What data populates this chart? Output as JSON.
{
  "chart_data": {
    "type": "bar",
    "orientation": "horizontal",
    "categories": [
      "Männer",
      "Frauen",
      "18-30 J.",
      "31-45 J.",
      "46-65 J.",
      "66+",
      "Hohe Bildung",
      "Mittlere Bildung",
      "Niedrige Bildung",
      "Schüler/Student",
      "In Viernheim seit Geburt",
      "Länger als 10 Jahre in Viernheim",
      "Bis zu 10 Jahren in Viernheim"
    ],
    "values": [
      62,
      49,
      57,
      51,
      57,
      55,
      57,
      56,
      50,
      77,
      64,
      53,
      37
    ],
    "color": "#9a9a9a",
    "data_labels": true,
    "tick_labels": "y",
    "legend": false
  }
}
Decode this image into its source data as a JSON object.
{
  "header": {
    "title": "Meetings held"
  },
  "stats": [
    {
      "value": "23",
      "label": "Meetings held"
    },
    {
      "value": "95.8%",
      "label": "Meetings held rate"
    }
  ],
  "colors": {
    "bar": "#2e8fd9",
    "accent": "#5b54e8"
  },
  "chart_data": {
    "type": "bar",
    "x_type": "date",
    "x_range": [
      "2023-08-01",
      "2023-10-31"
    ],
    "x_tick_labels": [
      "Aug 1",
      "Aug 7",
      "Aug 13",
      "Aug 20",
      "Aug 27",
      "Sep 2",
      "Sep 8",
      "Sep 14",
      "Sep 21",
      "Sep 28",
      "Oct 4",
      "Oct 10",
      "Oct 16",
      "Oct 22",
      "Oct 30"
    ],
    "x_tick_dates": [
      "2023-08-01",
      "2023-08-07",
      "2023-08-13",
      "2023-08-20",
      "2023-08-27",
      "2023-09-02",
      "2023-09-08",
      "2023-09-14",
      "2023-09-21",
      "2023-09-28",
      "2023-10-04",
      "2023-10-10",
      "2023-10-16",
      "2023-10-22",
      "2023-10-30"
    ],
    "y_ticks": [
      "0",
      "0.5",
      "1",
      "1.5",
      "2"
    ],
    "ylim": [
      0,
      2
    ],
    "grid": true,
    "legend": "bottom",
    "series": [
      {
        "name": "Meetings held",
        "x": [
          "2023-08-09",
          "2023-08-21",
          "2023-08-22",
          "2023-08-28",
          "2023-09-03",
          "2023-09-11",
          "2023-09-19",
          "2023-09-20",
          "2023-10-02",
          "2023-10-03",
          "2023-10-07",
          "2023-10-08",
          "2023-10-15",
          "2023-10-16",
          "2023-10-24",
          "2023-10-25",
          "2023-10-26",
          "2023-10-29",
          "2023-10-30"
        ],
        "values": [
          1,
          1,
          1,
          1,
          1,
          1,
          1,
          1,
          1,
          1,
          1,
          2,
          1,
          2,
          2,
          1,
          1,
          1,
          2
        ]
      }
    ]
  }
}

--------------------

### [Your goal]
Copy each line of the data above without altering a single character.

### [Solution to the problem]
What data populates this chart? Output as JSON.
{
  "chart_data": {
    "type": "bar",
    "orientation": "horizontal",
    "categories": [
      "Männer",
      "Frauen",
      "18-30 J.",
      "31-45 J.",
      "46-65 J.",
      "66+",
      "Hohe Bildung",
      "Mittlere Bildung",
      "Niedrige Bildung",
      "Schüler/Student",
      "In Viernheim seit Geburt",
      "Länger als 10 Jahre in Viernheim",
      "Bis zu 10 Jahren in Viernheim"
    ],
    "values": [
      62,
      49,
      57,
      51,
      57,
      55,
      57,
      56,
      50,
      77,
      64,
      53,
      37
    ],
    "color": "#9a9a9a",
    "data_labels": true,
    "tick_labels": "y",
    "legend": false
  }
}
Decode this image into its source data as a JSON object.
{
  "header": {
    "title": "Meetings held"
  },
  "stats": [
    {
      "value": "23",
      "label": "Meetings held"
    },
    {
      "value": "95.8%",
      "label": "Meetings held rate"
    }
  ],
  "colors": {
    "bar": "#2e8fd9",
    "accent": "#5b54e8"
  },
  "chart_data": {
    "type": "bar",
    "x_type": "date",
    "x_range": [
      "2023-08-01",
      "2023-10-31"
    ],
    "x_tick_labels": [
      "Aug 1",
      "Aug 7",
      "Aug 13",
      "Aug 20",
      "Aug 27",
      "Sep 2",
      "Sep 8",
      "Sep 14",
      "Sep 21",
      "Sep 28",
      "Oct 4",
      "Oct 10",
      "Oct 16",
      "Oct 22",
      "Oct 30"
    ],
    "x_tick_dates": [
      "2023-08-01",
      "2023-08-07",
      "2023-08-13",
      "2023-08-20",
      "2023-08-27",
      "2023-09-02",
      "2023-09-08",
      "2023-09-14",
      "2023-09-21",
      "2023-09-28",
      "2023-10-04",
      "2023-10-10",
      "2023-10-16",
      "2023-10-22",
      "2023-10-30"
    ],
    "y_ticks": [
      "0",
      "0.5",
      "1",
      "1.5",
      "2"
    ],
    "ylim": [
      0,
      2
    ],
    "grid": true,
    "legend": "bottom",
    "series": [
      {
        "name": "Meetings held",
        "x": [
          "2023-08-09",
          "2023-08-21",
          "2023-08-22",
          "2023-08-28",
          "2023-09-03",
          "2023-09-11",
          "2023-09-19",
          "2023-09-20",
          "2023-10-02",
          "2023-10-03",
          "2023-10-07",
          "2023-10-08",
          "2023-10-15",
          "2023-10-16",
          "2023-10-24",
          "2023-10-25",
          "2023-10-26",
          "2023-10-29",
          "2023-10-30"
        ],
        "values": [
          1,
          1,
          1,
          1,
          1,
          1,
          1,
          1,
          1,
          1,
          1,
          2,
          1,
          2,
          2,
          1,
          1,
          1,
          2
        ]
      }
    ]
  }
}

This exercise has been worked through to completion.